WHAT IS NEEDED: Keep the pictures out of the copy and repeat the records exactly.

──────── THE INPUT ────────

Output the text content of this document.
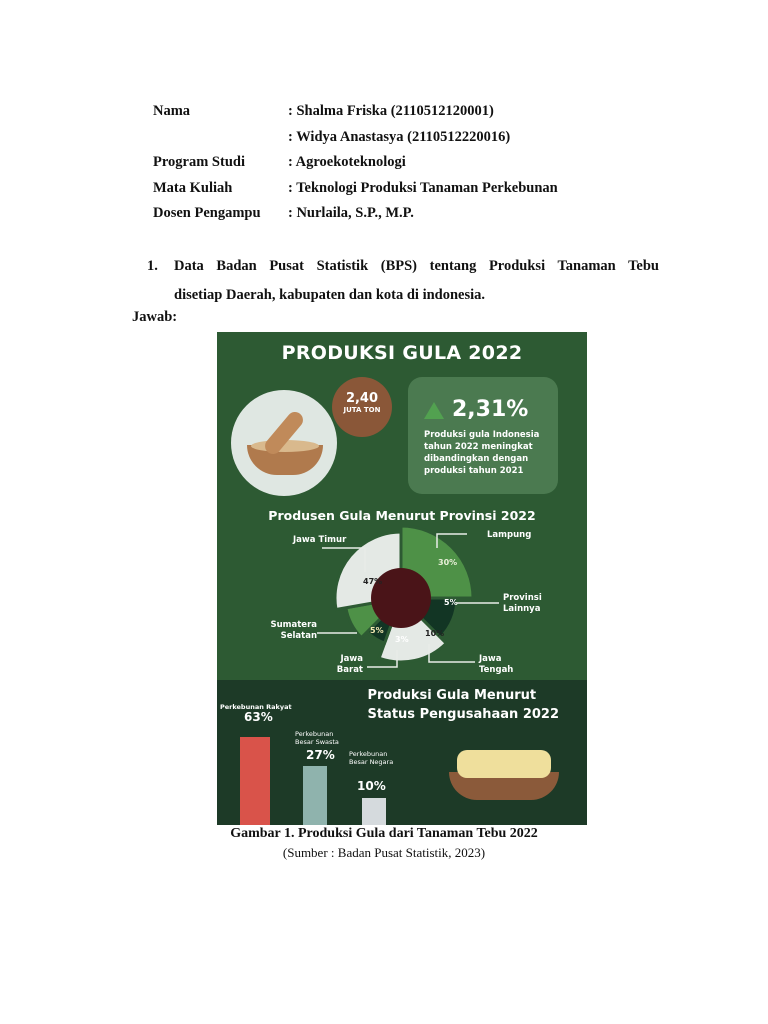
Nama	: Shalma Friska (2110512120001)
: Widya Anastasya (2110512220016)
Program Studi	: Agroekoteknologi
Mata Kuliah	: Teknologi Produksi Tanaman Perkebunan
Dosen Pengampu : Nurlaila, S.P., M.P.
1. Data Badan Pusat Statistik (BPS) tentang Produksi Tanaman Tebu
disetiap Daerah, kabupaten dan kota di indonesia.
Jawab:
PRODUKSI GULA 2022
2,40
JUTA TON	2,31%
Produksi gula Indonesia tahun 2022 meningkat dibandingkan dengan produksi tahun 2021
Produsen Gula Menurut Provinsi 2022
Jawa Timur	Lampung
Provinsi Lainnya
Sumatera Selatan
Jawa Barat
Jawa Tengah
47%
30%
5%
10%
3%
5%
Produksi Gula Menurut
Status Pengusahaan 2022
Perkebunan Rakyat
63%
Perkebunan
Besar Swasta
27% Perkebunan
Besar Negara
10%
Gambar 1. Produksi Gula dari Tanaman Tebu 2022
(Sumber : Badan Pusat Statistik, 2023)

────────

OUTPUT OF THE TASK:
Output the text content of this document.
Nama	: Shalma Friska (2110512120001)
: Widya Anastasya (2110512220016)
Program Studi	: Agroekoteknologi
Mata Kuliah	: Teknologi Produksi Tanaman Perkebunan
Dosen Pengampu : Nurlaila, S.P., M.P.
1. Data Badan Pusat Statistik (BPS) tentang Produksi Tanaman Tebu
disetiap Daerah, kabupaten dan kota di indonesia.
Jawab:
PRODUKSI GULA 2022
2,40
JUTA TON	2,31%
Produksi gula Indonesia tahun 2022 meningkat dibandingkan dengan produksi tahun 2021
Produsen Gula Menurut Provinsi 2022
Jawa Timur	Lampung
Provinsi Lainnya
Sumatera Selatan
Jawa Barat
Jawa Tengah
47%
30%
5%
10%
3%
5%
Produksi Gula Menurut
Status Pengusahaan 2022
Perkebunan Rakyat
63%
Perkebunan
Besar Swasta
27% Perkebunan
Besar Negara
10%
Gambar 1. Produksi Gula dari Tanaman Tebu 2022
(Sumber : Badan Pusat Statistik, 2023)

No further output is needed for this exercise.